_Exercise:_ Locate each line of the material that contains "title", then return it.

_Dataset rows about figures:_
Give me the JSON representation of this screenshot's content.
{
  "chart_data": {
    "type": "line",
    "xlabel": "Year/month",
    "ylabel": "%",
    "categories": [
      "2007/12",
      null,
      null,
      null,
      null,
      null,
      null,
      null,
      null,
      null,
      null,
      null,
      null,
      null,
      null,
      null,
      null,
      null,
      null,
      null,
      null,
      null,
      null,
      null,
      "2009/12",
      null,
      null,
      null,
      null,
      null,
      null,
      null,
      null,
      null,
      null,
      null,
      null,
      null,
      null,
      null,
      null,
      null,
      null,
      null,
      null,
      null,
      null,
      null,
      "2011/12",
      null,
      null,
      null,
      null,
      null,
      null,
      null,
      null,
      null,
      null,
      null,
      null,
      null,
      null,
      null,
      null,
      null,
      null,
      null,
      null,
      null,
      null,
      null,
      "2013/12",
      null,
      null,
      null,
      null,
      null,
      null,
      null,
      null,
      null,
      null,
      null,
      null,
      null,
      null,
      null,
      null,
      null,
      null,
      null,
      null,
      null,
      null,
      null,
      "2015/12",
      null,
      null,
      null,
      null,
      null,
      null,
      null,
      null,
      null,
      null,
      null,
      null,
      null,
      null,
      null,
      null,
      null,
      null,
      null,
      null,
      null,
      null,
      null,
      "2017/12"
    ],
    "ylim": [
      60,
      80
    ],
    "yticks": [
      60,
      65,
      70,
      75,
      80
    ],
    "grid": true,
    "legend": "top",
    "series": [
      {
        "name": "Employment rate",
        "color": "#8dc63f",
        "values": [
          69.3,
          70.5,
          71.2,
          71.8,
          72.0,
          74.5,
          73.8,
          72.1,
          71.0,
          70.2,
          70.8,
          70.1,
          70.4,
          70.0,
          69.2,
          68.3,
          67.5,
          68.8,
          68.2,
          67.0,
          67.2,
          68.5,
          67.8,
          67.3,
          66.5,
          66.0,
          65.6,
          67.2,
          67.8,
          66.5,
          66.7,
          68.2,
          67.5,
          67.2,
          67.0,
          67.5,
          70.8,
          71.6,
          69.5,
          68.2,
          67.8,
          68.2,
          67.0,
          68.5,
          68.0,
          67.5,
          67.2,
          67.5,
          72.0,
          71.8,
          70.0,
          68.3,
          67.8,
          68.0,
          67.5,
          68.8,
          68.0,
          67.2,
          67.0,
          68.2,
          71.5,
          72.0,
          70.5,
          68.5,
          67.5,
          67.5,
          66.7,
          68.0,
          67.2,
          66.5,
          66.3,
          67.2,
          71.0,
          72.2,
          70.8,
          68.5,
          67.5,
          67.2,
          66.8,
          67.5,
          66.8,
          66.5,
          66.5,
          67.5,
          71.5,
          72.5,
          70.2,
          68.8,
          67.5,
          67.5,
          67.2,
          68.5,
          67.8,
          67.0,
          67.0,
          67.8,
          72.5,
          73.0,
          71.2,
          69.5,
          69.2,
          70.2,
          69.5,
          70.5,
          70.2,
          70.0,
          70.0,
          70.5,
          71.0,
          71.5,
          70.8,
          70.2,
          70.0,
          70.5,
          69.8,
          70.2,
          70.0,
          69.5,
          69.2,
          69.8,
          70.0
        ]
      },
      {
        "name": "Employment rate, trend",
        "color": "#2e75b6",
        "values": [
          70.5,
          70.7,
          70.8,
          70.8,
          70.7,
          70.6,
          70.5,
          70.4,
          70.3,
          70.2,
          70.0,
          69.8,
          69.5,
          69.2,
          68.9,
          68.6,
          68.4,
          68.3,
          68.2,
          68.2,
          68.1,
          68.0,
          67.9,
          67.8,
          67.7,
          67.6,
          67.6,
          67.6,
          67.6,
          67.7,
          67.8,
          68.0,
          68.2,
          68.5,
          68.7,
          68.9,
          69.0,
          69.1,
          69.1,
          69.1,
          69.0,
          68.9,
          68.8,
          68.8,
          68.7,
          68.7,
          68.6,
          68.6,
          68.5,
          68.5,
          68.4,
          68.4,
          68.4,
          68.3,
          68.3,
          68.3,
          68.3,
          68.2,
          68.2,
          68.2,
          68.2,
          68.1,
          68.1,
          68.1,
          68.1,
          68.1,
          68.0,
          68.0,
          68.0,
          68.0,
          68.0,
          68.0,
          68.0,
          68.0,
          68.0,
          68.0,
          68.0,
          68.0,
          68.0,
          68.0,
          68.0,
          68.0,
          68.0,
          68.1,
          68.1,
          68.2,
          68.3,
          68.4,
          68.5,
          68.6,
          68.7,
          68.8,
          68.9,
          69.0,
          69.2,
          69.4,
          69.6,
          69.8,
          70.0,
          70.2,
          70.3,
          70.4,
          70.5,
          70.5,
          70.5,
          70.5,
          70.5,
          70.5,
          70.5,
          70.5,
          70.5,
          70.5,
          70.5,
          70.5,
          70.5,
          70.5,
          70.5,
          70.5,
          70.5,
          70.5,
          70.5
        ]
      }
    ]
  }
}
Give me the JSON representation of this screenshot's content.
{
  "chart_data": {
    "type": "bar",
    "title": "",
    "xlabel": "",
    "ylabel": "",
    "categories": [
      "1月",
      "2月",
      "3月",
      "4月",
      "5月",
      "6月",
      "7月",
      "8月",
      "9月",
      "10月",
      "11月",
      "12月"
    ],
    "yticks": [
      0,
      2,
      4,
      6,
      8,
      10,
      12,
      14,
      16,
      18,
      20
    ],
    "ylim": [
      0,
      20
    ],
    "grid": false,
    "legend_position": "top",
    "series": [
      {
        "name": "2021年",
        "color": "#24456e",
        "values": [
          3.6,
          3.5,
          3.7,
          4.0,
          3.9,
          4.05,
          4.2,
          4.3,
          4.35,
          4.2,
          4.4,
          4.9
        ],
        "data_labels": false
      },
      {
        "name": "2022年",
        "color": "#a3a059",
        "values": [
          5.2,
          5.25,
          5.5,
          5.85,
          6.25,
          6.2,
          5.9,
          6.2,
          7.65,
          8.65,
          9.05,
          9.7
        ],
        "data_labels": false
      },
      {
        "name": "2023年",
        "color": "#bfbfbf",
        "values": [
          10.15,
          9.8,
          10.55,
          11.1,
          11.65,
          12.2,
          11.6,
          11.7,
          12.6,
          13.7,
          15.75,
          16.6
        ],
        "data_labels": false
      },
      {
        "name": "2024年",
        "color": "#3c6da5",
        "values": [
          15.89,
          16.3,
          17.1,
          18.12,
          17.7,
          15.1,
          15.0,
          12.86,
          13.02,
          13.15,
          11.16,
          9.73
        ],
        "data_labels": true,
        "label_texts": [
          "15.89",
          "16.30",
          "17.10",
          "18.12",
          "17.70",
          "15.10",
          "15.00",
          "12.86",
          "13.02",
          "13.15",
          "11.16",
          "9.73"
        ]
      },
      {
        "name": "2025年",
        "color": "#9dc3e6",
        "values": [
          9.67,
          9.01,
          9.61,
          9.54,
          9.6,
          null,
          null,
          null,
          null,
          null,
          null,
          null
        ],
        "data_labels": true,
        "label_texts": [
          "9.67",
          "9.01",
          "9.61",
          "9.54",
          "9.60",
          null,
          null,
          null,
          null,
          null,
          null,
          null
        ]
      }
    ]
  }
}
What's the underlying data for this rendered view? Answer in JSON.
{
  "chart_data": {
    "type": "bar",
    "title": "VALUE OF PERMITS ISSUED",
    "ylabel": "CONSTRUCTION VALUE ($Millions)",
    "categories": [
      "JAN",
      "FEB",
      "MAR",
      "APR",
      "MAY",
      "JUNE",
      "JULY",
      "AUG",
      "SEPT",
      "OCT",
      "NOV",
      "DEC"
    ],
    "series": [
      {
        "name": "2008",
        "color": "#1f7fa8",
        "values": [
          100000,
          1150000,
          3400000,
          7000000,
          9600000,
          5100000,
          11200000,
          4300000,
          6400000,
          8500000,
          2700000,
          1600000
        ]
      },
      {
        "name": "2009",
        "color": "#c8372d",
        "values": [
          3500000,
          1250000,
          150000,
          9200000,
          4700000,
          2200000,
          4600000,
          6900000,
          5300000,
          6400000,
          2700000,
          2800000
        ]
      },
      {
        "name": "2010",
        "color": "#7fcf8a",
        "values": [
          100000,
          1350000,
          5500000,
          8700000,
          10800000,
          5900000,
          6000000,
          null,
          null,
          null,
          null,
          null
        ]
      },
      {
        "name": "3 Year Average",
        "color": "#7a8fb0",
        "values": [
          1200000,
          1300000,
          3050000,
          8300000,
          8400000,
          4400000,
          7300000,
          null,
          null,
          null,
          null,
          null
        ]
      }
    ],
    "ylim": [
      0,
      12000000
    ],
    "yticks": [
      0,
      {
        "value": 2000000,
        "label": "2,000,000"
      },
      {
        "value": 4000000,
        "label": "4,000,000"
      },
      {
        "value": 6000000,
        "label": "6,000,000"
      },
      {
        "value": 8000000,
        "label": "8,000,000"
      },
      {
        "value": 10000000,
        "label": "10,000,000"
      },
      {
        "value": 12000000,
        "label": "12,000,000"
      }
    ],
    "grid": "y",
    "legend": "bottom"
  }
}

_Result of the task:_
    "title": "",
    "title": "VALUE OF PERMITS ISSUED",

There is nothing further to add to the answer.